• **SET TASK**: Restate the entries below word for word, omitting nothing.
##############################
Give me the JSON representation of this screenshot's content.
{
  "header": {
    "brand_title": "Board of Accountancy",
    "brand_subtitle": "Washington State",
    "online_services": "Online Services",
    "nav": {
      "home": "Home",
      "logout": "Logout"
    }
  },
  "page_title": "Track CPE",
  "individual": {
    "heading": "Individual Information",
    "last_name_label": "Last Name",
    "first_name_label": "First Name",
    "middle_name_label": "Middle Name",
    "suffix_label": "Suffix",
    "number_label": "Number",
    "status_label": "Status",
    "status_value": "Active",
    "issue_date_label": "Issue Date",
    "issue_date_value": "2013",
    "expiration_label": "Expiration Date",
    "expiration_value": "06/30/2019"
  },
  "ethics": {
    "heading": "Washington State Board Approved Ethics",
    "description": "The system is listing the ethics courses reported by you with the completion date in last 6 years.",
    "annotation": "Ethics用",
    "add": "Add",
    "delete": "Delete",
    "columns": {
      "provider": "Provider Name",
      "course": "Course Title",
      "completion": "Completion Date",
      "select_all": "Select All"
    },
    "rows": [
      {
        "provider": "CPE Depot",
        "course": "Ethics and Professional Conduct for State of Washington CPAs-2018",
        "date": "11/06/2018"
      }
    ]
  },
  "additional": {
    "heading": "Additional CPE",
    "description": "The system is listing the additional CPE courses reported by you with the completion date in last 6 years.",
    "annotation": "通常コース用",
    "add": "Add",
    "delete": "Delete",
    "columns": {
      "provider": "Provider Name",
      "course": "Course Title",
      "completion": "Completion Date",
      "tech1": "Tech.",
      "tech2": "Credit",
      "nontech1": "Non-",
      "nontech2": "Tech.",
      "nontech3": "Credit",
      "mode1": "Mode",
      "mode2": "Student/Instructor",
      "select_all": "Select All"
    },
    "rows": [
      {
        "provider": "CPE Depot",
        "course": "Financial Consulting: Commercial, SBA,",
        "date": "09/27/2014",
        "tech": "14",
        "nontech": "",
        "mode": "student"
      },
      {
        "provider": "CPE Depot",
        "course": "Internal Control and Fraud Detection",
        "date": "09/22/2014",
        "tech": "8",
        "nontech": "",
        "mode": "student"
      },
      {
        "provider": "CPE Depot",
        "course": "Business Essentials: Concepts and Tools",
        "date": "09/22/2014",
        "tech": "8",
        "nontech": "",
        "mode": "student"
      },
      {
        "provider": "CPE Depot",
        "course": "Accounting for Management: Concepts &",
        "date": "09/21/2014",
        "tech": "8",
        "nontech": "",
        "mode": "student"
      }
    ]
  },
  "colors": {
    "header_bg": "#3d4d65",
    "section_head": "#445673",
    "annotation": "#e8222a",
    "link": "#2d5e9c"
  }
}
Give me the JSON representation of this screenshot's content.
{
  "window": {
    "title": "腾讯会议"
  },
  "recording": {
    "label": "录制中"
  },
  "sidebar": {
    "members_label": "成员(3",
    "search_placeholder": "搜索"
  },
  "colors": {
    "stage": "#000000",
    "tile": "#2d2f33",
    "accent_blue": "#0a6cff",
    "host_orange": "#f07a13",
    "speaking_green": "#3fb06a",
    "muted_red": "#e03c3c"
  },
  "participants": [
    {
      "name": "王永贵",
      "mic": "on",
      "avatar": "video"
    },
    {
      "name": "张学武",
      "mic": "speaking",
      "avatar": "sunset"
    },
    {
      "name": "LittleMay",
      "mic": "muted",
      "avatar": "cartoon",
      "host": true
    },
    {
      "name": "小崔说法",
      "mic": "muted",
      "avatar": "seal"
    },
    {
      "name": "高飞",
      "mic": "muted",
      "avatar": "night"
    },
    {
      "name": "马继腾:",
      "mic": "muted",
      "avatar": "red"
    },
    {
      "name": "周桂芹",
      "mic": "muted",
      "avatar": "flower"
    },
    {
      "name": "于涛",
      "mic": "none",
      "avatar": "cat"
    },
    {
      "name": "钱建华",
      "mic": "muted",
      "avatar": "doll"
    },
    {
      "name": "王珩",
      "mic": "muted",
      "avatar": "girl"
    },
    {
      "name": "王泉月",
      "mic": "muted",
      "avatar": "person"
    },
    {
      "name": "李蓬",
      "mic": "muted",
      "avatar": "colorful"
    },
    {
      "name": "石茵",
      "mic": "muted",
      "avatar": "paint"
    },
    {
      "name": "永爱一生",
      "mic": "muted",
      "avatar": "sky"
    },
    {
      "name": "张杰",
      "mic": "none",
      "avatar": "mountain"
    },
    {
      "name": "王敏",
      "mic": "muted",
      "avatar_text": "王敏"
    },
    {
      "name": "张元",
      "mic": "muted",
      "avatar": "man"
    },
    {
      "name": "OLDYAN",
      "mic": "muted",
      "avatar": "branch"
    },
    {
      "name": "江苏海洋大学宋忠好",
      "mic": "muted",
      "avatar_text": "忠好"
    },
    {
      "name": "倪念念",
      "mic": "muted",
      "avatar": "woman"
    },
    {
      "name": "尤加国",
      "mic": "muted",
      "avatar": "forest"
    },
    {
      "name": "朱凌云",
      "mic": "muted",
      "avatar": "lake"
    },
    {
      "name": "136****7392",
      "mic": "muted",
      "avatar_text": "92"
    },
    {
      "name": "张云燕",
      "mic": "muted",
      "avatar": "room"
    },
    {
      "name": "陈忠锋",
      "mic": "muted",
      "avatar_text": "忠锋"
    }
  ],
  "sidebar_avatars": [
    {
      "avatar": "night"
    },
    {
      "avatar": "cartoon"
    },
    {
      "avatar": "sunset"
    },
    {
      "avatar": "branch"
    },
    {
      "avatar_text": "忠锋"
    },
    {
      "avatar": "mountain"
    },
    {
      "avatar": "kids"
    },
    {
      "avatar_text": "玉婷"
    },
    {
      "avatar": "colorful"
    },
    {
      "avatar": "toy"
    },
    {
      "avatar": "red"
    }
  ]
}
##############################
• **RESPONSE FOR THIS EXERCISE**:
Give me the JSON representation of this screenshot's content.
{
  "header": {
    "brand_title": "Board of Accountancy",
    "brand_subtitle": "Washington State",
    "online_services": "Online Services",
    "nav": {
      "home": "Home",
      "logout": "Logout"
    }
  },
  "page_title": "Track CPE",
  "individual": {
    "heading": "Individual Information",
    "last_name_label": "Last Name",
    "first_name_label": "First Name",
    "middle_name_label": "Middle Name",
    "suffix_label": "Suffix",
    "number_label": "Number",
    "status_label": "Status",
    "status_value": "Active",
    "issue_date_label": "Issue Date",
    "issue_date_value": "2013",
    "expiration_label": "Expiration Date",
    "expiration_value": "06/30/2019"
  },
  "ethics": {
    "heading": "Washington State Board Approved Ethics",
    "description": "The system is listing the ethics courses reported by you with the completion date in last 6 years.",
    "annotation": "Ethics用",
    "add": "Add",
    "delete": "Delete",
    "columns": {
      "provider": "Provider Name",
      "course": "Course Title",
      "completion": "Completion Date",
      "select_all": "Select All"
    },
    "rows": [
      {
        "provider": "CPE Depot",
        "course": "Ethics and Professional Conduct for State of Washington CPAs-2018",
        "date": "11/06/2018"
      }
    ]
  },
  "additional": {
    "heading": "Additional CPE",
    "description": "The system is listing the additional CPE courses reported by you with the completion date in last 6 years.",
    "annotation": "通常コース用",
    "add": "Add",
    "delete": "Delete",
    "columns": {
      "provider": "Provider Name",
      "course": "Course Title",
      "completion": "Completion Date",
      "tech1": "Tech.",
      "tech2": "Credit",
      "nontech1": "Non-",
      "nontech2": "Tech.",
      "nontech3": "Credit",
      "mode1": "Mode",
      "mode2": "Student/Instructor",
      "select_all": "Select All"
    },
    "rows": [
      {
        "provider": "CPE Depot",
        "course": "Financial Consulting: Commercial, SBA,",
        "date": "09/27/2014",
        "tech": "14",
        "nontech": "",
        "mode": "student"
      },
      {
        "provider": "CPE Depot",
        "course": "Internal Control and Fraud Detection",
        "date": "09/22/2014",
        "tech": "8",
        "nontech": "",
        "mode": "student"
      },
      {
        "provider": "CPE Depot",
        "course": "Business Essentials: Concepts and Tools",
        "date": "09/22/2014",
        "tech": "8",
        "nontech": "",
        "mode": "student"
      },
      {
        "provider": "CPE Depot",
        "course": "Accounting for Management: Concepts &",
        "date": "09/21/2014",
        "tech": "8",
        "nontech": "",
        "mode": "student"
      }
    ]
  },
  "colors": {
    "header_bg": "#3d4d65",
    "section_head": "#445673",
    "annotation": "#e8222a",
    "link": "#2d5e9c"
  }
}
Give me the JSON representation of this screenshot's content.
{
  "window": {
    "title": "腾讯会议"
  },
  "recording": {
    "label": "录制中"
  },
  "sidebar": {
    "members_label": "成员(3",
    "search_placeholder": "搜索"
  },
  "colors": {
    "stage": "#000000",
    "tile": "#2d2f33",
    "accent_blue": "#0a6cff",
    "host_orange": "#f07a13",
    "speaking_green": "#3fb06a",
    "muted_red": "#e03c3c"
  },
  "participants": [
    {
      "name": "王永贵",
      "mic": "on",
      "avatar": "video"
    },
    {
      "name": "张学武",
      "mic": "speaking",
      "avatar": "sunset"
    },
    {
      "name": "LittleMay",
      "mic": "muted",
      "avatar": "cartoon",
      "host": true
    },
    {
      "name": "小崔说法",
      "mic": "muted",
      "avatar": "seal"
    },
    {
      "name": "高飞",
      "mic": "muted",
      "avatar": "night"
    },
    {
      "name": "马继腾:",
      "mic": "muted",
      "avatar": "red"
    },
    {
      "name": "周桂芹",
      "mic": "muted",
      "avatar": "flower"
    },
    {
      "name": "于涛",
      "mic": "none",
      "avatar": "cat"
    },
    {
      "name": "钱建华",
      "mic": "muted",
      "avatar": "doll"
    },
    {
      "name": "王珩",
      "mic": "muted",
      "avatar": "girl"
    },
    {
      "name": "王泉月",
      "mic": "muted",
      "avatar": "person"
    },
    {
      "name": "李蓬",
      "mic": "muted",
      "avatar": "colorful"
    },
    {
      "name": "石茵",
      "mic": "muted",
      "avatar": "paint"
    },
    {
      "name": "永爱一生",
      "mic": "muted",
      "avatar": "sky"
    },
    {
      "name": "张杰",
      "mic": "none",
      "avatar": "mountain"
    },
    {
      "name": "王敏",
      "mic": "muted",
      "avatar_text": "王敏"
    },
    {
      "name": "张元",
      "mic": "muted",
      "avatar": "man"
    },
    {
      "name": "OLDYAN",
      "mic": "muted",
      "avatar": "branch"
    },
    {
      "name": "江苏海洋大学宋忠好",
      "mic": "muted",
      "avatar_text": "忠好"
    },
    {
      "name": "倪念念",
      "mic": "muted",
      "avatar": "woman"
    },
    {
      "name": "尤加国",
      "mic": "muted",
      "avatar": "forest"
    },
    {
      "name": "朱凌云",
      "mic": "muted",
      "avatar": "lake"
    },
    {
      "name": "136****7392",
      "mic": "muted",
      "avatar_text": "92"
    },
    {
      "name": "张云燕",
      "mic": "muted",
      "avatar": "room"
    },
    {
      "name": "陈忠锋",
      "mic": "muted",
      "avatar_text": "忠锋"
    }
  ],
  "sidebar_avatars": [
    {
      "avatar": "night"
    },
    {
      "avatar": "cartoon"
    },
    {
      "avatar": "sunset"
    },
    {
      "avatar": "branch"
    },
    {
      "avatar_text": "忠锋"
    },
    {
      "avatar": "mountain"
    },
    {
      "avatar": "kids"
    },
    {
      "avatar_text": "玉婷"
    },
    {
      "avatar": "colorful"
    },
    {
      "avatar": "toy"
    },
    {
      "avatar": "red"
    }
  ]
}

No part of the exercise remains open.